- **What to work on**:
Without any omission, reproduce the records that follow.

══ Record set

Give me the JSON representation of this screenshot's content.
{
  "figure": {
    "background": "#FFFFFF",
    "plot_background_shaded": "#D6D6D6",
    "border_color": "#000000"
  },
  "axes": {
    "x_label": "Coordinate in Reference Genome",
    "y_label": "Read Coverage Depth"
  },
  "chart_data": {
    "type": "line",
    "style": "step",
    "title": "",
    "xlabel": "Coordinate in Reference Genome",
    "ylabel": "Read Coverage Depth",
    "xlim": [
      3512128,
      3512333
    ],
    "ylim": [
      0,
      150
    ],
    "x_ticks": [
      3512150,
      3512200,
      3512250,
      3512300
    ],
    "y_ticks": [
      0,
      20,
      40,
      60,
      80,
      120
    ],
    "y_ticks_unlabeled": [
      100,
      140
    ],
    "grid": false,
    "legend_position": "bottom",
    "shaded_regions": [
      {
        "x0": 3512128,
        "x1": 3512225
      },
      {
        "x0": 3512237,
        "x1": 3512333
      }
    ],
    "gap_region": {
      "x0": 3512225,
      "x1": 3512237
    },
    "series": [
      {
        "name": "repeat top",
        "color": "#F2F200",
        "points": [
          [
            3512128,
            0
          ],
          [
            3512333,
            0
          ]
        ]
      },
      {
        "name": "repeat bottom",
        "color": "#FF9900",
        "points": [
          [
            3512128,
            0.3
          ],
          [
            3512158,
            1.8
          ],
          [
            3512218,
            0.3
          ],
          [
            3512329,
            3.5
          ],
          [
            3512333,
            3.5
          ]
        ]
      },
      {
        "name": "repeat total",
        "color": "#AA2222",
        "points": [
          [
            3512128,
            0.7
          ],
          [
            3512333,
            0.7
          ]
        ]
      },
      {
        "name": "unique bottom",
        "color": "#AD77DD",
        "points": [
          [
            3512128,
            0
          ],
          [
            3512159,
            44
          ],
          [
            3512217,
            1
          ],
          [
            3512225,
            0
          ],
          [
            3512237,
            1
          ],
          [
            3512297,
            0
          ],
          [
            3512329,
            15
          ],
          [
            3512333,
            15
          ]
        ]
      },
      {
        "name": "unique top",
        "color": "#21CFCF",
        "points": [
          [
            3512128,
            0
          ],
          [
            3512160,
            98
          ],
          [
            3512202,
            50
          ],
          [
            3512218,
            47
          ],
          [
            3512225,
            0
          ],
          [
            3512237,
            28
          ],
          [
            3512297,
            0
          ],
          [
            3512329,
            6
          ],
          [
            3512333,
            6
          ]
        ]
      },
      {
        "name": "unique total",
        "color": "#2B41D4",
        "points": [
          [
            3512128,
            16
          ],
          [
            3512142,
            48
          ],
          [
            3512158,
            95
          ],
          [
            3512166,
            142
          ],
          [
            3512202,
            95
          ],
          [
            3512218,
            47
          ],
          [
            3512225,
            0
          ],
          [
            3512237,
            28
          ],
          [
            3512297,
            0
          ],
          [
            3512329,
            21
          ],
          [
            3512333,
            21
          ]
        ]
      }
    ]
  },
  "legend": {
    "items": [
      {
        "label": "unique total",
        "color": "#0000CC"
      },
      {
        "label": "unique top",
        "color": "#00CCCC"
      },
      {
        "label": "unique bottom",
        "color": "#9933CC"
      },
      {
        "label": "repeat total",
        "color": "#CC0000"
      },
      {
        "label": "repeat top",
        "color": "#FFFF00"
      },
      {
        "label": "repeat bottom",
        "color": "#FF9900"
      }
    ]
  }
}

════

- **Solution to the problem**:
Give me the JSON representation of this screenshot's content.
{
  "figure": {
    "background": "#FFFFFF",
    "plot_background_shaded": "#D6D6D6",
    "border_color": "#000000"
  },
  "axes": {
    "x_label": "Coordinate in Reference Genome",
    "y_label": "Read Coverage Depth"
  },
  "chart_data": {
    "type": "line",
    "style": "step",
    "title": "",
    "xlabel": "Coordinate in Reference Genome",
    "ylabel": "Read Coverage Depth",
    "xlim": [
      3512128,
      3512333
    ],
    "ylim": [
      0,
      150
    ],
    "x_ticks": [
      3512150,
      3512200,
      3512250,
      3512300
    ],
    "y_ticks": [
      0,
      20,
      40,
      60,
      80,
      120
    ],
    "y_ticks_unlabeled": [
      100,
      140
    ],
    "grid": false,
    "legend_position": "bottom",
    "shaded_regions": [
      {
        "x0": 3512128,
        "x1": 3512225
      },
      {
        "x0": 3512237,
        "x1": 3512333
      }
    ],
    "gap_region": {
      "x0": 3512225,
      "x1": 3512237
    },
    "series": [
      {
        "name": "repeat top",
        "color": "#F2F200",
        "points": [
          [
            3512128,
            0
          ],
          [
            3512333,
            0
          ]
        ]
      },
      {
        "name": "repeat bottom",
        "color": "#FF9900",
        "points": [
          [
            3512128,
            0.3
          ],
          [
            3512158,
            1.8
          ],
          [
            3512218,
            0.3
          ],
          [
            3512329,
            3.5
          ],
          [
            3512333,
            3.5
          ]
        ]
      },
      {
        "name": "repeat total",
        "color": "#AA2222",
        "points": [
          [
            3512128,
            0.7
          ],
          [
            3512333,
            0.7
          ]
        ]
      },
      {
        "name": "unique bottom",
        "color": "#AD77DD",
        "points": [
          [
            3512128,
            0
          ],
          [
            3512159,
            44
          ],
          [
            3512217,
            1
          ],
          [
            3512225,
            0
          ],
          [
            3512237,
            1
          ],
          [
            3512297,
            0
          ],
          [
            3512329,
            15
          ],
          [
            3512333,
            15
          ]
        ]
      },
      {
        "name": "unique top",
        "color": "#21CFCF",
        "points": [
          [
            3512128,
            0
          ],
          [
            3512160,
            98
          ],
          [
            3512202,
            50
          ],
          [
            3512218,
            47
          ],
          [
            3512225,
            0
          ],
          [
            3512237,
            28
          ],
          [
            3512297,
            0
          ],
          [
            3512329,
            6
          ],
          [
            3512333,
            6
          ]
        ]
      },
      {
        "name": "unique total",
        "color": "#2B41D4",
        "points": [
          [
            3512128,
            16
          ],
          [
            3512142,
            48
          ],
          [
            3512158,
            95
          ],
          [
            3512166,
            142
          ],
          [
            3512202,
            95
          ],
          [
            3512218,
            47
          ],
          [
            3512225,
            0
          ],
          [
            3512237,
            28
          ],
          [
            3512297,
            0
          ],
          [
            3512329,
            21
          ],
          [
            3512333,
            21
          ]
        ]
      }
    ]
  },
  "legend": {
    "items": [
      {
        "label": "unique total",
        "color": "#0000CC"
      },
      {
        "label": "unique top",
        "color": "#00CCCC"
      },
      {
        "label": "unique bottom",
        "color": "#9933CC"
      },
      {
        "label": "repeat total",
        "color": "#CC0000"
      },
      {
        "label": "repeat top",
        "color": "#FFFF00"
      },
      {
        "label": "repeat bottom",
        "color": "#FF9900"
      }
    ]
  }
}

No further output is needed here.